Text to read:
·····
# Clybel pork



## The Rodney (Aug 5, 2020)

Scouting doves this morning and bumped five hogs... very healthy specimens.  I jump hogs here about every two years and now I'd like to take one.  Anybody know a processor in the Jasper/Newton area who does hogs?

Also, I read you can take hogs with small game firearms during small game season which opens August 15.... anybody ever shoot a hog with a .22?  The first two I came across were at 20 yds.


----------



## antharper (Aug 5, 2020)

Not sure about a processor , most that do it are deer processors and are closed this time of the year but they are pretty easy to process yourself . And far as 22 it will work and I have killed several with one but it has to be placed pretty good . I’d rather have my bow or muzzle loader


----------



## Waddams (Aug 5, 2020)

My father in law has a .22WMR rimfire rifle. He hasn't done anything with hit in years and years except let it rust. I cleaned it up for him when I saw he had it. I've wanted to take it shooting with me sometime, and as long as it was in good working order, I've thought several times that it could make a decent rimfire hog option.


----------



## Gator89 (Aug 5, 2020)
·····
Objectives:
(a) Using the thread, decide whether each statement agrees with it: (i) Small game season opens August 15. (ii) antharper has never killed a hog with a .22. (iii) The .22WMR rifle Waddams mentions belongs to Waddams's father-in-law. For each, give yes or no and quote the words that decide it.
(b) Return the part of the thread between "Scouting doves this" and "who does hogs?", inclusive, copied word for word.

Extracted data:
·····
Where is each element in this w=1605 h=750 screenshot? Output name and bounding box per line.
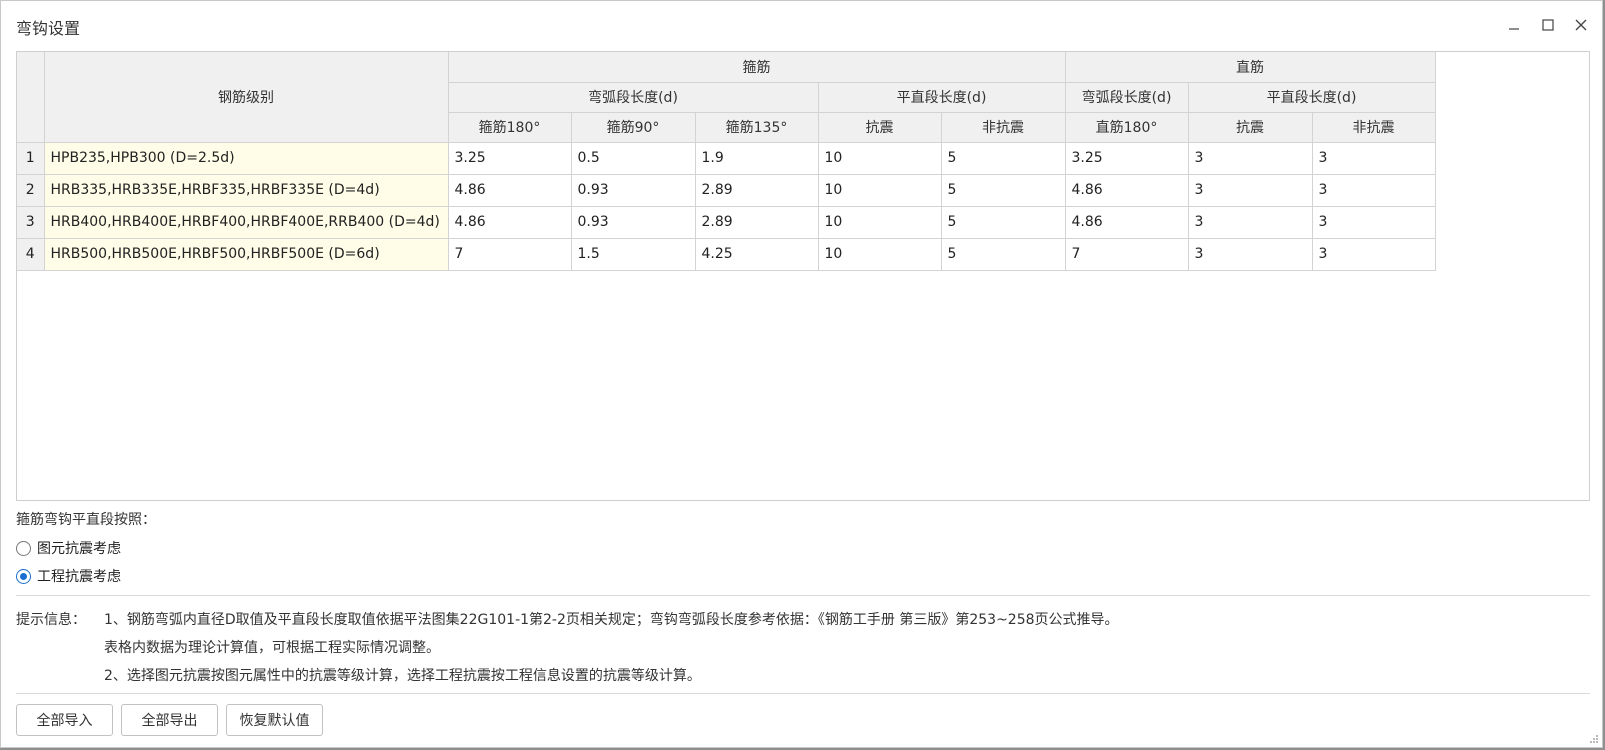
table-row: 1 HPB235,HPB300 (D=2.5d) 3.25 0.5 1.9 10… [17, 141, 1436, 175]
header-col-straight-nonseismic: 非抗震 [1311, 111, 1436, 143]
hint-label: 提示信息： [16, 612, 86, 628]
minimize-button[interactable] [1502, 13, 1526, 37]
header-straight: 直筋 [1064, 52, 1436, 83]
value-cell[interactable]: 7 [447, 237, 572, 271]
value-cell[interactable]: 10 [817, 141, 942, 175]
header-col-stirrup-135: 箍筋135° [694, 111, 819, 143]
value-cell[interactable]: 5 [940, 141, 1066, 175]
value-cell[interactable]: 3 [1311, 237, 1436, 271]
header-straight-arc-length: 弯弧段长度(d) [1064, 81, 1189, 113]
value-cell[interactable]: 4.86 [447, 173, 572, 207]
value-cell[interactable]: 3 [1187, 205, 1313, 239]
row-number: 1 [17, 141, 45, 175]
value-cell[interactable]: 4.86 [447, 205, 572, 239]
minimize-icon [1509, 28, 1519, 30]
value-cell[interactable]: 3 [1187, 173, 1313, 207]
header-col-straight-seismic: 抗震 [1187, 111, 1313, 143]
value-cell[interactable]: 1.9 [694, 141, 819, 175]
value-cell[interactable]: 5 [940, 205, 1066, 239]
value-cell[interactable]: 7 [1064, 237, 1189, 271]
header-stirrup-arc-length: 弯弧段长度(d) [448, 81, 819, 113]
hint-line: 2、选择图元抗震按图元属性中的抗震等级计算，选择工程抗震按工程信息设置的抗震等级… [104, 668, 701, 684]
value-cell[interactable]: 3 [1311, 141, 1436, 175]
value-cell[interactable]: 0.93 [570, 205, 696, 239]
value-cell[interactable]: 4.86 [1064, 205, 1189, 239]
table-row: 2 HRB335,HRB335E,HRBF335,HRBF335E (D=4d)… [17, 173, 1436, 207]
radio-checked-icon[interactable] [16, 568, 31, 584]
table-row: 4 HRB500,HRB500E,HRBF500,HRBF500E (D=6d)… [17, 237, 1436, 271]
value-cell[interactable]: 10 [817, 173, 942, 207]
stirrup-flat-basis-group: 箍筋弯钩平直段按照： 图元抗震考虑 工程抗震考虑 [16, 509, 156, 585]
grade-cell[interactable]: HRB335,HRB335E,HRBF335,HRBF335E (D=4d) [43, 173, 449, 207]
hook-settings-table: 钢筋级别 箍筋 直筋 弯弧段长度(d) 平直段长度(d) 弯弧段长度(d) 平直… [17, 52, 1436, 271]
import-all-button[interactable]: 全部导入 [16, 704, 113, 736]
maximize-icon [1542, 19, 1554, 31]
value-cell[interactable]: 3.25 [447, 141, 572, 175]
grade-cell[interactable]: HRB400,HRB400E,HRBF400,HRBF400E,RRB400 (… [43, 205, 449, 239]
value-cell[interactable]: 2.89 [694, 205, 819, 239]
value-cell[interactable]: 3.25 [1064, 141, 1189, 175]
value-cell[interactable]: 3 [1187, 237, 1313, 271]
hook-settings-dialog: 弯钩设置 钢筋级别 箍筋 直筋 弯弧段长度(d) 平直段长度(d) 弯弧段长度(… [0, 0, 1603, 748]
row-number: 2 [17, 173, 45, 207]
value-cell[interactable]: 4.25 [694, 237, 819, 271]
header-col-stirrup-seismic: 抗震 [817, 111, 942, 143]
radio-unchecked-icon[interactable] [16, 540, 31, 556]
dialog-title: 弯钩设置 [16, 19, 81, 38]
header-grade: 钢筋级别 [43, 52, 449, 143]
value-cell[interactable]: 5 [940, 237, 1066, 271]
hook-settings-grid: 钢筋级别 箍筋 直筋 弯弧段长度(d) 平直段长度(d) 弯弧段长度(d) 平直… [16, 51, 1590, 501]
hint-line: 表格内数据为理论计算值，可根据工程实际情况调整。 [104, 640, 440, 656]
row-number: 3 [17, 205, 45, 239]
grade-cell[interactable]: HPB235,HPB300 (D=2.5d) [43, 141, 449, 175]
radio-label: 图元抗震考虑 [37, 541, 121, 557]
header-col-stirrup-180: 箍筋180° [448, 111, 572, 143]
corner-header [17, 52, 45, 143]
value-cell[interactable]: 10 [817, 237, 942, 271]
restore-defaults-button[interactable]: 恢复默认值 [226, 704, 323, 736]
value-cell[interactable]: 10 [817, 205, 942, 239]
value-cell[interactable]: 0.93 [570, 173, 696, 207]
value-cell[interactable]: 5 [940, 173, 1066, 207]
radio-label: 工程抗震考虑 [37, 569, 121, 585]
header-col-stirrup-90: 箍筋90° [570, 111, 696, 143]
value-cell[interactable]: 4.86 [1064, 173, 1189, 207]
value-cell[interactable]: 3 [1311, 205, 1436, 239]
close-icon [1575, 19, 1587, 31]
value-cell[interactable]: 3 [1187, 141, 1313, 175]
grade-cell[interactable]: HRB500,HRB500E,HRBF500,HRBF500E (D=6d) [43, 237, 449, 271]
row-number: 4 [17, 237, 45, 271]
value-cell[interactable]: 2.89 [694, 173, 819, 207]
title-bar[interactable]: 弯钩设置 [1, 1, 1602, 47]
value-cell[interactable]: 1.5 [570, 237, 696, 271]
resize-grip-icon[interactable] [1589, 734, 1599, 744]
maximize-button[interactable] [1536, 13, 1560, 37]
close-button[interactable] [1569, 13, 1593, 37]
table-row: 3 HRB400,HRB400E,HRBF400,HRBF400E,RRB400… [17, 205, 1436, 239]
radio-option-project-seismic[interactable]: 工程抗震考虑 [16, 567, 156, 585]
divider [16, 595, 1590, 596]
radio-group-title: 箍筋弯钩平直段按照： [16, 512, 156, 528]
header-straight-flat-length: 平直段长度(d) [1187, 81, 1436, 113]
radio-option-element-seismic[interactable]: 图元抗震考虑 [16, 539, 156, 557]
divider [16, 693, 1590, 694]
value-cell[interactable]: 0.5 [570, 141, 696, 175]
value-cell[interactable]: 3 [1311, 173, 1436, 207]
hint-line: 1、钢筋弯弧内直径D取值及平直段长度取值依据平法图集22G101-1第2-2页相… [104, 612, 1119, 628]
header-stirrup: 箍筋 [447, 52, 1066, 83]
header-col-straight-180: 直筋180° [1064, 111, 1189, 143]
header-col-stirrup-nonseismic: 非抗震 [940, 111, 1066, 143]
header-stirrup-flat-length: 平直段长度(d) [817, 81, 1066, 113]
export-all-button[interactable]: 全部导出 [121, 704, 218, 736]
button-bar: 全部导入 全部导出 恢复默认值 [16, 704, 323, 736]
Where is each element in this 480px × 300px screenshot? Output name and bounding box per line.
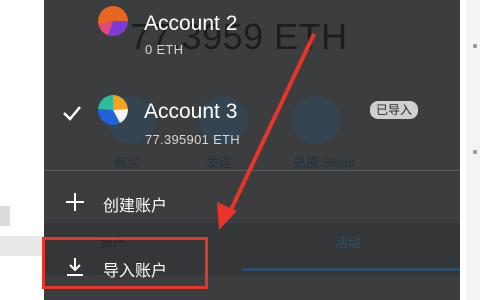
background-left-edge <box>0 0 44 300</box>
create-account-label: 创建账户 <box>103 198 168 215</box>
account-balance: 0 ETH <box>145 42 184 57</box>
menu-divider <box>44 170 460 171</box>
account-name: Account 3 <box>144 100 238 123</box>
background-strip <box>0 236 44 256</box>
swap-label: 兑换 Swap <box>293 155 356 170</box>
account-row-2[interactable]: Account 2 0 ETH <box>44 0 460 60</box>
account-avatar <box>98 6 128 36</box>
check-icon <box>63 106 81 121</box>
background-shade <box>0 206 10 226</box>
background-right-edge <box>466 0 480 300</box>
send-label: 发送 <box>206 155 233 170</box>
background-marker <box>473 44 477 48</box>
account-name: Account 2 <box>144 12 238 35</box>
account-balance: 77.395901 ETH <box>145 132 240 147</box>
create-account-button[interactable]: 创建账户 <box>44 180 460 224</box>
plus-icon <box>66 193 84 211</box>
highlight-box <box>42 237 208 289</box>
background-marker <box>473 150 477 154</box>
account-avatar <box>98 95 128 125</box>
account-row-3[interactable]: Account 3 77.395901 ETH <box>44 90 460 150</box>
buy-label: 购买 <box>114 155 141 170</box>
imported-badge: 已导入 <box>370 101 419 119</box>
·····
Answers to the exercise:
(a)
(i) Yes: "small game season which opens August 15"
(ii) No: "I have killed several with one but it has to be placed pretty good"
(iii) Yes: "My father in law has a .22WMR rimfire rifle."

(b)
Scouting doves this morning and bumped five hogs... very healthy specimens.  I jump hogs here about every two years and now I'd like to take one.  Anybody know a processor in the Jasper/Newton area who does hogs?